- **Items listed in a dataset**
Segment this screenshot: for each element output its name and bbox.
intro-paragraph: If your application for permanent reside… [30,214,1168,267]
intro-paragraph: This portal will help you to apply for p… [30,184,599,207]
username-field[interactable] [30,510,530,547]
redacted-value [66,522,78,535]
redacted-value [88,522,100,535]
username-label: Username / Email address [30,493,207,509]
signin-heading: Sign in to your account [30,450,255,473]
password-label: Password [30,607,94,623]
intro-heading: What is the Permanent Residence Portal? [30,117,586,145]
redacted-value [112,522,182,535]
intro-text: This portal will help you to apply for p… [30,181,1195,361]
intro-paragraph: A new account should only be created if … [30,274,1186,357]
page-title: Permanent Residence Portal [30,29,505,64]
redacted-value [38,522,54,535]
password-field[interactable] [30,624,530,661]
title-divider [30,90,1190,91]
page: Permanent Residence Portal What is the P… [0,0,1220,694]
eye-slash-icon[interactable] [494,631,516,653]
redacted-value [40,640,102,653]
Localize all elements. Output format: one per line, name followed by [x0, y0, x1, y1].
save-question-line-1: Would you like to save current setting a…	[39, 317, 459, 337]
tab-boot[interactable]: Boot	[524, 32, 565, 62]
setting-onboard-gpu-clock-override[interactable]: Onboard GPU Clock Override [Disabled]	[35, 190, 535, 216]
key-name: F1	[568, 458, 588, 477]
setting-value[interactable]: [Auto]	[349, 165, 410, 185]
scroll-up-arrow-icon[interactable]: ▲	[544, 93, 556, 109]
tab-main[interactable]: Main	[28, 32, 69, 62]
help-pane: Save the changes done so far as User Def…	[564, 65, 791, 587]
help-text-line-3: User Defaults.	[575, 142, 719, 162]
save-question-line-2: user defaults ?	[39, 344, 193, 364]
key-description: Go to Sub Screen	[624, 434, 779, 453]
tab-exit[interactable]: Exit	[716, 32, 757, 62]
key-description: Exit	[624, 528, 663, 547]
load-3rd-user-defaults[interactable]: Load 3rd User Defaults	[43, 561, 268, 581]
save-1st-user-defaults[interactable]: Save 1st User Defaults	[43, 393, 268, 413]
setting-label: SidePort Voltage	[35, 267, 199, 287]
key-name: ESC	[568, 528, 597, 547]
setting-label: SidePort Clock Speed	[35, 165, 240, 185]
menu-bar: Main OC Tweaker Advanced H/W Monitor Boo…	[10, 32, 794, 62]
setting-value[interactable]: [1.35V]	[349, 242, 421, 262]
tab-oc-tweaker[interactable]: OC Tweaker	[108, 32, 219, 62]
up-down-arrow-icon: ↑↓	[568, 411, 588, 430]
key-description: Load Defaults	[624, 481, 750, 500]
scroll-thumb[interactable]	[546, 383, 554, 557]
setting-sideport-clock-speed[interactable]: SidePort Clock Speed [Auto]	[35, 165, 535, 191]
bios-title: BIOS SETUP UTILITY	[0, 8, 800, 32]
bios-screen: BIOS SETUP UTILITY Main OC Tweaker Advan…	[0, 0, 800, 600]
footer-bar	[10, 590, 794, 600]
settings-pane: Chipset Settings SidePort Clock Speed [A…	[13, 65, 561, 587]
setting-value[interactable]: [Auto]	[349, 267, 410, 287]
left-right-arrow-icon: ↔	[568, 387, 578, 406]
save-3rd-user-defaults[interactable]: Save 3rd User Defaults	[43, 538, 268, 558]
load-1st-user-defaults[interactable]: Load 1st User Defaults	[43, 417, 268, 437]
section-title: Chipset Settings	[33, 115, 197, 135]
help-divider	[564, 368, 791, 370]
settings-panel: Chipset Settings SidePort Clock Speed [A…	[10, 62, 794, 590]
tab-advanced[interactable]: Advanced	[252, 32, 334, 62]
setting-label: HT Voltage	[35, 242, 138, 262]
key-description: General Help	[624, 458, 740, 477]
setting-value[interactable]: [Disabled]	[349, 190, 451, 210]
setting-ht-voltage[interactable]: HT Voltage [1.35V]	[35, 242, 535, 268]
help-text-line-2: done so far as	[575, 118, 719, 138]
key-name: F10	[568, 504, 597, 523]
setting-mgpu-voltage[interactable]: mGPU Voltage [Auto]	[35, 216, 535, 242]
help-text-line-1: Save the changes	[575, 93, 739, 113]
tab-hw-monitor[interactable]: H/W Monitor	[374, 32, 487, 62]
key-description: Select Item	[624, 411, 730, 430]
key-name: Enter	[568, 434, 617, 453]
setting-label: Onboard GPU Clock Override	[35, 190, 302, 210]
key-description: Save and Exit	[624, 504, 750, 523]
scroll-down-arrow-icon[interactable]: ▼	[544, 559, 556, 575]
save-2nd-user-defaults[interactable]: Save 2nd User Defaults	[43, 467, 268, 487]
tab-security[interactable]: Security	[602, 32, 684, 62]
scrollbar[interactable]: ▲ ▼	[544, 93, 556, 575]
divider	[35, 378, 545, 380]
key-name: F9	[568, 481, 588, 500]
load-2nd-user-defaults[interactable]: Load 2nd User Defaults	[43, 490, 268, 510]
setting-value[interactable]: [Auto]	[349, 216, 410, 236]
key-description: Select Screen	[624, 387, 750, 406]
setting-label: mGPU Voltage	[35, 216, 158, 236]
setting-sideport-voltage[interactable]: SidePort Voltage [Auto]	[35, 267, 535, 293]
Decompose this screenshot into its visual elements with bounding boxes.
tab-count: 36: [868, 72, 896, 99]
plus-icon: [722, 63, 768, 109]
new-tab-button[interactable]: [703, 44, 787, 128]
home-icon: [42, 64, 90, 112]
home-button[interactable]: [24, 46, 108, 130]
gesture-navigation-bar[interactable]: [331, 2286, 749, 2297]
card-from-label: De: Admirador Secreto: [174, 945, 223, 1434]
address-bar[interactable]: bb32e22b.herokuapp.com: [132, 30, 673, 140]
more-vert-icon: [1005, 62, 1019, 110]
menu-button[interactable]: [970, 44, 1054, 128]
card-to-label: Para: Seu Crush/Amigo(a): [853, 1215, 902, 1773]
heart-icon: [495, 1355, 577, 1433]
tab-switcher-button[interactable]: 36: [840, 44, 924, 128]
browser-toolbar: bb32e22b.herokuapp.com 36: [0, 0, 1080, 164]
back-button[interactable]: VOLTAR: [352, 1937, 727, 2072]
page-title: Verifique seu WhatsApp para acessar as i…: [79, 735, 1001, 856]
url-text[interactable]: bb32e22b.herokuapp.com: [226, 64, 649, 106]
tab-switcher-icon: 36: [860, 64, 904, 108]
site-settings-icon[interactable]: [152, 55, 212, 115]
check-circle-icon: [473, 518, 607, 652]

- **REQUIRED WORK**
In the data above, rename "redacted-value" to "masked-value" wherever it appears, and write out every line again with nothing else changed.

- **EXERCISE RESPONSE**
Segment this screenshot: for each element output its name and bbox.
intro-paragraph: If your application for permanent reside… [30,214,1168,267]
intro-paragraph: This portal will help you to apply for p… [30,184,599,207]
username-field[interactable] [30,510,530,547]
masked-value [66,522,78,535]
masked-value [88,522,100,535]
username-label: Username / Email address [30,493,207,509]
signin-heading: Sign in to your account [30,450,255,473]
password-label: Password [30,607,94,623]
intro-heading: What is the Permanent Residence Portal? [30,117,586,145]
masked-value [112,522,182,535]
intro-text: This portal will help you to apply for p… [30,181,1195,361]
intro-paragraph: A new account should only be created if … [30,274,1186,357]
page-title: Permanent Residence Portal [30,29,505,64]
masked-value [38,522,54,535]
password-field[interactable] [30,624,530,661]
title-divider [30,90,1190,91]
page: Permanent Residence Portal What is the P… [0,0,1220,694]
eye-slash-icon[interactable] [494,631,516,653]
masked-value [40,640,102,653]
Localize all elements. Output format: one per line, name followed by [x0, y0, x1, y1].
save-question-line-1: Would you like to save current setting a…	[39, 317, 459, 337]
tab-boot[interactable]: Boot	[524, 32, 565, 62]
setting-onboard-gpu-clock-override[interactable]: Onboard GPU Clock Override [Disabled]	[35, 190, 535, 216]
key-name: F1	[568, 458, 588, 477]
setting-value[interactable]: [Auto]	[349, 165, 410, 185]
scroll-up-arrow-icon[interactable]: ▲	[544, 93, 556, 109]
tab-main[interactable]: Main	[28, 32, 69, 62]
help-pane: Save the changes done so far as User Def…	[564, 65, 791, 587]
help-text-line-3: User Defaults.	[575, 142, 719, 162]
save-question-line-2: user defaults ?	[39, 344, 193, 364]
key-description: Go to Sub Screen	[624, 434, 779, 453]
tab-exit[interactable]: Exit	[716, 32, 757, 62]
key-description: Exit	[624, 528, 663, 547]
load-3rd-user-defaults[interactable]: Load 3rd User Defaults	[43, 561, 268, 581]
save-1st-user-defaults[interactable]: Save 1st User Defaults	[43, 393, 268, 413]
setting-label: SidePort Voltage	[35, 267, 199, 287]
key-name: ESC	[568, 528, 597, 547]
setting-label: SidePort Clock Speed	[35, 165, 240, 185]
menu-bar: Main OC Tweaker Advanced H/W Monitor Boo…	[10, 32, 794, 62]
setting-value[interactable]: [1.35V]	[349, 242, 421, 262]
tab-oc-tweaker[interactable]: OC Tweaker	[108, 32, 219, 62]
up-down-arrow-icon: ↑↓	[568, 411, 588, 430]
key-description: Load Defaults	[624, 481, 750, 500]
scroll-thumb[interactable]	[546, 383, 554, 557]
setting-sideport-clock-speed[interactable]: SidePort Clock Speed [Auto]	[35, 165, 535, 191]
bios-title: BIOS SETUP UTILITY	[0, 8, 800, 32]
bios-screen: BIOS SETUP UTILITY Main OC Tweaker Advan…	[0, 0, 800, 600]
footer-bar	[10, 590, 794, 600]
settings-pane: Chipset Settings SidePort Clock Speed [A…	[13, 65, 561, 587]
setting-value[interactable]: [Auto]	[349, 267, 410, 287]
left-right-arrow-icon: ↔	[568, 387, 578, 406]
save-3rd-user-defaults[interactable]: Save 3rd User Defaults	[43, 538, 268, 558]
load-1st-user-defaults[interactable]: Load 1st User Defaults	[43, 417, 268, 437]
section-title: Chipset Settings	[33, 115, 197, 135]
help-divider	[564, 368, 791, 370]
settings-panel: Chipset Settings SidePort Clock Speed [A…	[10, 62, 794, 590]
tab-advanced[interactable]: Advanced	[252, 32, 334, 62]
setting-label: HT Voltage	[35, 242, 138, 262]
key-description: General Help	[624, 458, 740, 477]
setting-value[interactable]: [Disabled]	[349, 190, 451, 210]
setting-ht-voltage[interactable]: HT Voltage [1.35V]	[35, 242, 535, 268]
help-text-line-2: done so far as	[575, 118, 719, 138]
key-name: F10	[568, 504, 597, 523]
setting-mgpu-voltage[interactable]: mGPU Voltage [Auto]	[35, 216, 535, 242]
help-text-line-1: Save the changes	[575, 93, 739, 113]
tab-hw-monitor[interactable]: H/W Monitor	[374, 32, 487, 62]
key-description: Select Item	[624, 411, 730, 430]
key-name: Enter	[568, 434, 617, 453]
setting-label: Onboard GPU Clock Override	[35, 190, 302, 210]
key-description: Save and Exit	[624, 504, 750, 523]
scroll-down-arrow-icon[interactable]: ▼	[544, 559, 556, 575]
save-2nd-user-defaults[interactable]: Save 2nd User Defaults	[43, 467, 268, 487]
tab-security[interactable]: Security	[602, 32, 684, 62]
scrollbar[interactable]: ▲ ▼	[544, 93, 556, 575]
divider	[35, 378, 545, 380]
key-name: F9	[568, 481, 588, 500]
load-2nd-user-defaults[interactable]: Load 2nd User Defaults	[43, 490, 268, 510]
setting-value[interactable]: [Auto]	[349, 216, 410, 236]
key-description: Select Screen	[624, 387, 750, 406]
setting-label: mGPU Voltage	[35, 216, 158, 236]
setting-sideport-voltage[interactable]: SidePort Voltage [Auto]	[35, 267, 535, 293]
Decompose this screenshot into its visual elements with bounding boxes.
tab-count: 36: [868, 72, 896, 99]
plus-icon: [722, 63, 768, 109]
new-tab-button[interactable]: [703, 44, 787, 128]
home-icon: [42, 64, 90, 112]
home-button[interactable]: [24, 46, 108, 130]
gesture-navigation-bar[interactable]: [331, 2286, 749, 2297]
card-from-label: De: Admirador Secreto: [174, 945, 223, 1434]
address-bar[interactable]: bb32e22b.herokuapp.com: [132, 30, 673, 140]
more-vert-icon: [1005, 62, 1019, 110]
menu-button[interactable]: [970, 44, 1054, 128]
card-to-label: Para: Seu Crush/Amigo(a): [853, 1215, 902, 1773]
heart-icon: [495, 1355, 577, 1433]
tab-switcher-button[interactable]: 36: [840, 44, 924, 128]
browser-toolbar: bb32e22b.herokuapp.com 36: [0, 0, 1080, 164]
back-button[interactable]: VOLTAR: [352, 1937, 727, 2072]
page-title: Verifique seu WhatsApp para acessar as i…: [79, 735, 1001, 856]
url-text[interactable]: bb32e22b.herokuapp.com: [226, 64, 649, 106]
tab-switcher-icon: 36: [860, 64, 904, 108]
site-settings-icon[interactable]: [152, 55, 212, 115]
check-circle-icon: [473, 518, 607, 652]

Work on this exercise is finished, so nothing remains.